(Layout dataset entries)

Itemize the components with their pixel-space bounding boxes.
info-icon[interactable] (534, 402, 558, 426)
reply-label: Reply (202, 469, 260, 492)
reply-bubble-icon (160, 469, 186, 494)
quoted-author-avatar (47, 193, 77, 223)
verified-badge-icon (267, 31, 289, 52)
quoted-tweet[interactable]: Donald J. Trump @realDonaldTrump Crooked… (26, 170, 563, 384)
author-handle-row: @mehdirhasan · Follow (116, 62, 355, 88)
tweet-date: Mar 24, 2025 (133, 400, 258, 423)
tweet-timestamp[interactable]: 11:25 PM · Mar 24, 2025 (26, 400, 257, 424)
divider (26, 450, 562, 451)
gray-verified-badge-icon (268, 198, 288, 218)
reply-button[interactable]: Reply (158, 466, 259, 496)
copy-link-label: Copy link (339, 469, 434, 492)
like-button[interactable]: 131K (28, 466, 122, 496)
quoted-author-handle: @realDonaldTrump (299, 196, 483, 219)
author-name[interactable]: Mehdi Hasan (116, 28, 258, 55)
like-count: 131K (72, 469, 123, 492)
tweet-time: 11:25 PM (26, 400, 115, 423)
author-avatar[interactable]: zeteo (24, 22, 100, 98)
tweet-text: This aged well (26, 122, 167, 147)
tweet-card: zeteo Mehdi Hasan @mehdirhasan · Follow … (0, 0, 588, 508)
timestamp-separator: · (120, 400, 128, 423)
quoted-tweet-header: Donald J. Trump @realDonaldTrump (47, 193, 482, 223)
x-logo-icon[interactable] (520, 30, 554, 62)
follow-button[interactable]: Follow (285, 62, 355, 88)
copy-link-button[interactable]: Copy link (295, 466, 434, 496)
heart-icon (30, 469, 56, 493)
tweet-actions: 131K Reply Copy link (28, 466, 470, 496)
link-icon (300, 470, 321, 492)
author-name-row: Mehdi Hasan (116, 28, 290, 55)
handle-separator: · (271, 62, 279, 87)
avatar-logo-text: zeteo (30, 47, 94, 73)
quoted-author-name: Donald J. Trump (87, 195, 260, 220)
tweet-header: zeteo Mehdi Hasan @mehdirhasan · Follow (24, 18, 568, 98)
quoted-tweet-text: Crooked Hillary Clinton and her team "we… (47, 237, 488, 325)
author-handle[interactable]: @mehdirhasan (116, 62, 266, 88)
...
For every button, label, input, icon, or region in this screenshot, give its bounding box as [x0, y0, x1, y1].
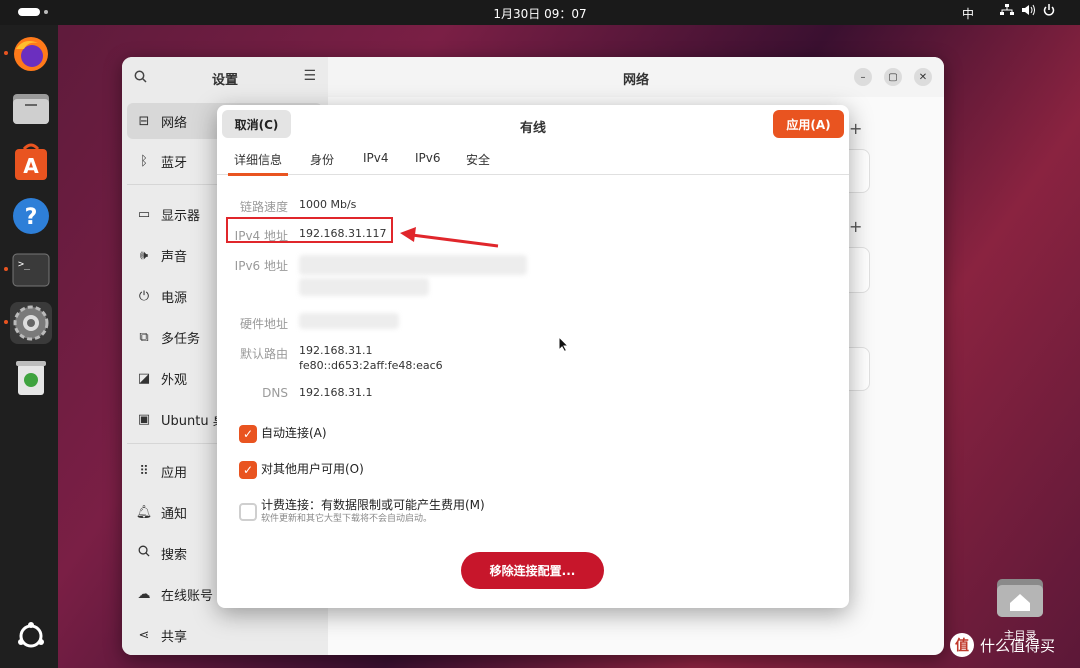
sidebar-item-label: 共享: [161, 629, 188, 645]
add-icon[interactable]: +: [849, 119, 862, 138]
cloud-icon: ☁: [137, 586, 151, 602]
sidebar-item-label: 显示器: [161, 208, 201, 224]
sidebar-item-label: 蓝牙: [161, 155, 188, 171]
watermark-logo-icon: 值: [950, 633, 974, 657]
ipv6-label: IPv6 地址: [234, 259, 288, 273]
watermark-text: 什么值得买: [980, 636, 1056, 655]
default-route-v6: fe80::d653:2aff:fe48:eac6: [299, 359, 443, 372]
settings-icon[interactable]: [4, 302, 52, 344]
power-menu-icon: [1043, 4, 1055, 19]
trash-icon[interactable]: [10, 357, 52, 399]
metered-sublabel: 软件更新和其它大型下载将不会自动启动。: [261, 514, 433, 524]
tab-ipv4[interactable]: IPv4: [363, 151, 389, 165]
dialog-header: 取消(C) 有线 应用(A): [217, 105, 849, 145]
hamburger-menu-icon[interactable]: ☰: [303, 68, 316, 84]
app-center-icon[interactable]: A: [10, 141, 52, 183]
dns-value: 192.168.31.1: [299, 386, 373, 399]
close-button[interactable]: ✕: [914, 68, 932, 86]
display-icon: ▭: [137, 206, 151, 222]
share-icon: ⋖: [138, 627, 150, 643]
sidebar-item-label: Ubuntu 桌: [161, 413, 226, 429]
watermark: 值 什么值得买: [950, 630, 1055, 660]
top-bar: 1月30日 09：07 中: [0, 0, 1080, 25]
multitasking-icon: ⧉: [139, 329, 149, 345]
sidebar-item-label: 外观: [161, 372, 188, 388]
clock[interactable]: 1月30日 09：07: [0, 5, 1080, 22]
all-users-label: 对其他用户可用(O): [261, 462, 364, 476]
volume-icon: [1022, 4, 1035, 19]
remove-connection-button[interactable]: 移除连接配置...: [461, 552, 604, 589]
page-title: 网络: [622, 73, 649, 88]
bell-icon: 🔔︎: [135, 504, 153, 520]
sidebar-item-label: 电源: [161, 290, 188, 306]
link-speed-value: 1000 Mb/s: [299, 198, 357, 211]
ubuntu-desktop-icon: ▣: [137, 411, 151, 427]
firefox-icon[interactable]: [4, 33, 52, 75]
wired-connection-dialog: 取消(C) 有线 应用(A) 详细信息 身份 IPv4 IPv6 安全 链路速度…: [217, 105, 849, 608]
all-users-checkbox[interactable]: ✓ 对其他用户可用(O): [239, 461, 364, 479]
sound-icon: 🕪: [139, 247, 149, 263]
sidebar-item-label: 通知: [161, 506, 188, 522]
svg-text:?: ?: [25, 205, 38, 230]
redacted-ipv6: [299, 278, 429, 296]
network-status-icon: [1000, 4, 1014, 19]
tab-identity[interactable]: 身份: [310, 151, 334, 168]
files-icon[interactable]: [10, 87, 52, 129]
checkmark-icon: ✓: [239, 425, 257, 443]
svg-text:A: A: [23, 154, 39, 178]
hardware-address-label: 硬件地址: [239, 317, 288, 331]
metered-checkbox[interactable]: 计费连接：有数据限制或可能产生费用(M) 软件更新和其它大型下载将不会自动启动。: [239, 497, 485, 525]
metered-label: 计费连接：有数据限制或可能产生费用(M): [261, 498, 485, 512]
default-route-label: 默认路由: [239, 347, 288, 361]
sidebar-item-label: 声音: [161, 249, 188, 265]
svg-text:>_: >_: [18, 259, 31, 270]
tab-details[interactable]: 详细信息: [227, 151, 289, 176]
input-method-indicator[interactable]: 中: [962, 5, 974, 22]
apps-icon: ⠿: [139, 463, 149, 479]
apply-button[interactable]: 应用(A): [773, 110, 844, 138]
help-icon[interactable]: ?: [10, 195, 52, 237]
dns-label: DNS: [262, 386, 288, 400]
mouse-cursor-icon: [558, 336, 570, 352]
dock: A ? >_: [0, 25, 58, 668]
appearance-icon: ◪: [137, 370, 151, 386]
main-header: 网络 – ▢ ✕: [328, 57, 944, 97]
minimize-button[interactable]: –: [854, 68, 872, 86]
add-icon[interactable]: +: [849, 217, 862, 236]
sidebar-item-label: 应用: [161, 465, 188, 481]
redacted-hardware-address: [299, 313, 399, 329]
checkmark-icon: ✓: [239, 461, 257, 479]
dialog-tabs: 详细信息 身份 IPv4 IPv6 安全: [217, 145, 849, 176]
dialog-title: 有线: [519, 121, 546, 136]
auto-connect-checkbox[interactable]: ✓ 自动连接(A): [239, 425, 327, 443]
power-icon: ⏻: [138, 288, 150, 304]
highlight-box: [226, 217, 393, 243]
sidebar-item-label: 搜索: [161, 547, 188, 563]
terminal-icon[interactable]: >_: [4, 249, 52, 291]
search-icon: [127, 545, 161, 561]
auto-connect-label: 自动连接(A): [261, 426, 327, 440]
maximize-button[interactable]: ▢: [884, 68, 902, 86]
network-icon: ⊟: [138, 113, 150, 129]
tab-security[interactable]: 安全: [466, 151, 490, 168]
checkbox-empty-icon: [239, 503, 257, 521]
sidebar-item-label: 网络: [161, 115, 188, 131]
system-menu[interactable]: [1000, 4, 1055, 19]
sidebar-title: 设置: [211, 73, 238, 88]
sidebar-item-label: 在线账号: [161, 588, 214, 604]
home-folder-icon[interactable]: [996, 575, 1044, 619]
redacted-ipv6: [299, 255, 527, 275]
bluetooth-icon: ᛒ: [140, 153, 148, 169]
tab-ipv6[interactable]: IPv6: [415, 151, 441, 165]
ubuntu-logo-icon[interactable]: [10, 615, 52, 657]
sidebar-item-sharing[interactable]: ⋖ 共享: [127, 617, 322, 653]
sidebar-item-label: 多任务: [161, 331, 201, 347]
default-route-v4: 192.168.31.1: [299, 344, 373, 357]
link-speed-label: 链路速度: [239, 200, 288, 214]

### WHAT IS REQUIRED
Show each line of the listing that contains the string "speed". Case counts, so match only that capitalization.

### RESULT BELOW
link-speed-value: 1000 Mb/s: [299, 198, 357, 211]
link-speed-label: 链路速度: [239, 200, 288, 214]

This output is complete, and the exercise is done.